▶ **Work to be completed**
Reproduce the data exactly as given, except for any images.

▶ **Input material**
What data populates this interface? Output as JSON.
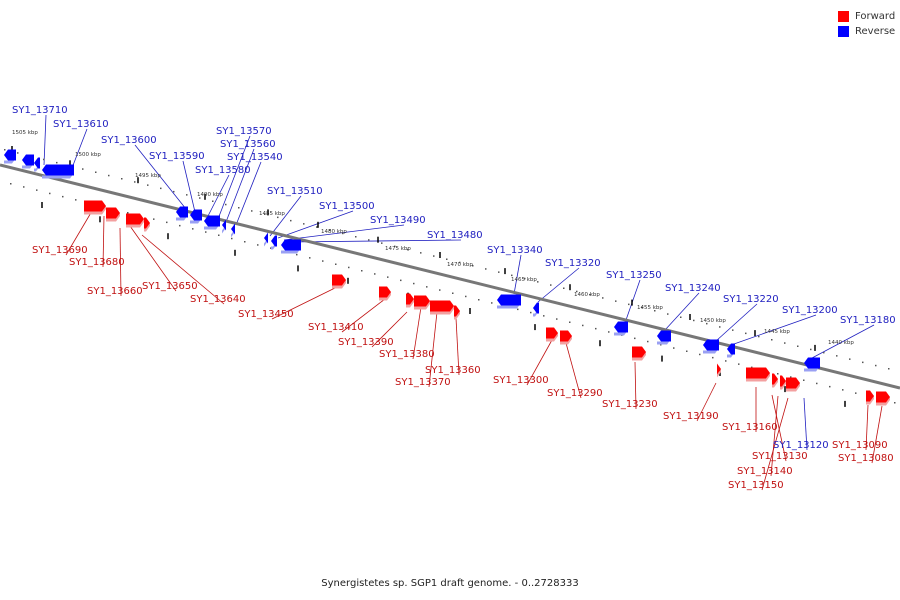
{
  "caption": "Synergistetes sp. SGP1 draft genome. - 0..2728333",
  "legend": {
    "forward_label": "Forward",
    "reverse_label": "Reverse",
    "forward_color": "#ff0000",
    "reverse_color": "#0000ff"
  },
  "ticks": [
    "1505 kbp",
    "1500 kbp",
    "1495 kbp",
    "1490 kbp",
    "1485 kbp",
    "1480 kbp",
    "1475 kbp",
    "1470 kbp",
    "1465 kbp",
    "1460 kbp",
    "1455 kbp",
    "1450 kbp",
    "1445 kbp",
    "1440 kbp"
  ],
  "reverse_genes": [
    "SY1_13710",
    "SY1_13610",
    "SY1_13600",
    "SY1_13590",
    "SY1_13580",
    "SY1_13570",
    "SY1_13560",
    "SY1_13540",
    "SY1_13510",
    "SY1_13500",
    "SY1_13490",
    "SY1_13480",
    "SY1_13340",
    "SY1_13320",
    "SY1_13250",
    "SY1_13240",
    "SY1_13220",
    "SY1_13200",
    "SY1_13180",
    "SY1_13120"
  ],
  "forward_genes": [
    "SY1_13690",
    "SY1_13680",
    "SY1_13660",
    "SY1_13650",
    "SY1_13640",
    "SY1_13450",
    "SY1_13410",
    "SY1_13390",
    "SY1_13380",
    "SY1_13370",
    "SY1_13360",
    "SY1_13300",
    "SY1_13290",
    "SY1_13230",
    "SY1_13190",
    "SY1_13160",
    "SY1_13130",
    "SY1_13140",
    "SY1_13150",
    "SY1_13090",
    "SY1_13080"
  ]
}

▶ **Exercise solution**
What data populates this interface? Output as JSON.
{
  "caption": "Synergistetes sp. SGP1 draft genome. - 0..2728333",
  "legend": {
    "forward_label": "Forward",
    "reverse_label": "Reverse",
    "forward_color": "#ff0000",
    "reverse_color": "#0000ff"
  },
  "ticks": [
    "1505 kbp",
    "1500 kbp",
    "1495 kbp",
    "1490 kbp",
    "1485 kbp",
    "1480 kbp",
    "1475 kbp",
    "1470 kbp",
    "1465 kbp",
    "1460 kbp",
    "1455 kbp",
    "1450 kbp",
    "1445 kbp",
    "1440 kbp"
  ],
  "reverse_genes": [
    "SY1_13710",
    "SY1_13610",
    "SY1_13600",
    "SY1_13590",
    "SY1_13580",
    "SY1_13570",
    "SY1_13560",
    "SY1_13540",
    "SY1_13510",
    "SY1_13500",
    "SY1_13490",
    "SY1_13480",
    "SY1_13340",
    "SY1_13320",
    "SY1_13250",
    "SY1_13240",
    "SY1_13220",
    "SY1_13200",
    "SY1_13180",
    "SY1_13120"
  ],
  "forward_genes": [
    "SY1_13690",
    "SY1_13680",
    "SY1_13660",
    "SY1_13650",
    "SY1_13640",
    "SY1_13450",
    "SY1_13410",
    "SY1_13390",
    "SY1_13380",
    "SY1_13370",
    "SY1_13360",
    "SY1_13300",
    "SY1_13290",
    "SY1_13230",
    "SY1_13190",
    "SY1_13160",
    "SY1_13130",
    "SY1_13140",
    "SY1_13150",
    "SY1_13090",
    "SY1_13080"
  ]
}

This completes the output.